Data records
☆ ☆ ☆ ☆
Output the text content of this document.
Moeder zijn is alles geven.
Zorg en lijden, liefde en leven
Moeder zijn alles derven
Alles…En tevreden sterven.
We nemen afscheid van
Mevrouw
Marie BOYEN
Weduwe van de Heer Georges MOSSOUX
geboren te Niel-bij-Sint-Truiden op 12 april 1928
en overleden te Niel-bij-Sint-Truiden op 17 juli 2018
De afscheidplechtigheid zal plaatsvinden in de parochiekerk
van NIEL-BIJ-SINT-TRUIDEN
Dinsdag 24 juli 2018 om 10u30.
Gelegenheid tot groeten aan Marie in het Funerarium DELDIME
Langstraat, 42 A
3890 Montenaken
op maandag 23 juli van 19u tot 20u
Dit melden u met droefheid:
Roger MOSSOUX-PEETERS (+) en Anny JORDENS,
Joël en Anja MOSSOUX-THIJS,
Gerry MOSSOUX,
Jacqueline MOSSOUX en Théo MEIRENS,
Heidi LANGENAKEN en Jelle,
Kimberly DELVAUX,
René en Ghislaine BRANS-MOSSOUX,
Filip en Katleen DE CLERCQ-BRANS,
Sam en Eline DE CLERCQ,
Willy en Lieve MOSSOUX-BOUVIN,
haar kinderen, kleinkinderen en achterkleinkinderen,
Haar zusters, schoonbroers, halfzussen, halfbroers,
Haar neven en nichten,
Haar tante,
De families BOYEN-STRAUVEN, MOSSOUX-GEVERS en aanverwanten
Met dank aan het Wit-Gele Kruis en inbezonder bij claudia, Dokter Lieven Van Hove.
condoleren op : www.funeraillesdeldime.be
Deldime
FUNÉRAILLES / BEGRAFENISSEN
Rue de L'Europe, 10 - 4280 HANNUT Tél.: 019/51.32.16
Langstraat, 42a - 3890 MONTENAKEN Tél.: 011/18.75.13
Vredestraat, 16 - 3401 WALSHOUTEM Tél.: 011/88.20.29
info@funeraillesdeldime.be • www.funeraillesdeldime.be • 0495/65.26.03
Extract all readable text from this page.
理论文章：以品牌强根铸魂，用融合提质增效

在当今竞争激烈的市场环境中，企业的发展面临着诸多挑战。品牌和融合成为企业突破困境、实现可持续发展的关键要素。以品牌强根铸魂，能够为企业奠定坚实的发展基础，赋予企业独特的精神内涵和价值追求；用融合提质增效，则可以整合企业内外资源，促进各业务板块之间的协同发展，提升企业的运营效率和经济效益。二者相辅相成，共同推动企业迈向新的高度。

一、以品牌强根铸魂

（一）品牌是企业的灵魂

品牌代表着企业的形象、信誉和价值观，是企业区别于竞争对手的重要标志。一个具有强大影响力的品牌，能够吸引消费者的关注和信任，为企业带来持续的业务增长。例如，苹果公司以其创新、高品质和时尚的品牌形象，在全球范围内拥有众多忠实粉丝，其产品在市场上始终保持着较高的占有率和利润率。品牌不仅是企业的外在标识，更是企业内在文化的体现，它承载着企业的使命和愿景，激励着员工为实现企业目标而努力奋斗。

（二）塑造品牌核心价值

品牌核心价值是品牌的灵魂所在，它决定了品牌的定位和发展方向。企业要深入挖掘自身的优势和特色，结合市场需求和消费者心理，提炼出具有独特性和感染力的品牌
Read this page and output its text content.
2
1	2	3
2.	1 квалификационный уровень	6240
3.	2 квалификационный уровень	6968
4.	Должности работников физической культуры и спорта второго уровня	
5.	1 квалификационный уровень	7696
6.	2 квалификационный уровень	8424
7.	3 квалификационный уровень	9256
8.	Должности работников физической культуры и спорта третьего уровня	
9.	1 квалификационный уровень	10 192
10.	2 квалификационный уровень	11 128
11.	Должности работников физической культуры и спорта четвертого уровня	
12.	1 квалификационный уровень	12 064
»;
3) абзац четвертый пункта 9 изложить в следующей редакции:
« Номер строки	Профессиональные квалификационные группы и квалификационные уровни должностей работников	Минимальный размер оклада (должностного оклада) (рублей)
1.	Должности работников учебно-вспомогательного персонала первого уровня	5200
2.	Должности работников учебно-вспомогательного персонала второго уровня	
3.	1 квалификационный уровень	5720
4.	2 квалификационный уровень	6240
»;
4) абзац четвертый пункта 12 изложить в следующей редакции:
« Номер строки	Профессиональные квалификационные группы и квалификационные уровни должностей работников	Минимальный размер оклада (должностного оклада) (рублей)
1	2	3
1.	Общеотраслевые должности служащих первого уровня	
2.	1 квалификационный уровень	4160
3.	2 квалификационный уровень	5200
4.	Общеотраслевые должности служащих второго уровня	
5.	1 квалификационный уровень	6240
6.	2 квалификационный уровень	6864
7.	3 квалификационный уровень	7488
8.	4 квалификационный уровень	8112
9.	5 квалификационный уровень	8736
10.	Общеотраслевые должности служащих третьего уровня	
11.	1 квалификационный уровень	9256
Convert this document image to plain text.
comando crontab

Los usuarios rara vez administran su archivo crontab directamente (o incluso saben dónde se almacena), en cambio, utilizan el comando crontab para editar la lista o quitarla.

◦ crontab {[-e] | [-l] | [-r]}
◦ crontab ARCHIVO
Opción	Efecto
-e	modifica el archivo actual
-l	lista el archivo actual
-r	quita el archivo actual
☆ ☆ ☆ ☆
What is asked
Return, unchanged, each line from the line containing "Convert this document image to plain text." through the last line of the material.

Final answer
Convert this document image to plain text.
comando crontab

Los usuarios rara vez administran su archivo crontab directamente (o incluso saben dónde se almacena), en cambio, utilizan el comando crontab para editar la lista o quitarla.

◦ crontab {[-e] | [-l] | [-r]}
◦ crontab ARCHIVO
Opción	Efecto
-e	modifica el archivo actual
-l	lista el archivo actual
-r	quita el archivo actual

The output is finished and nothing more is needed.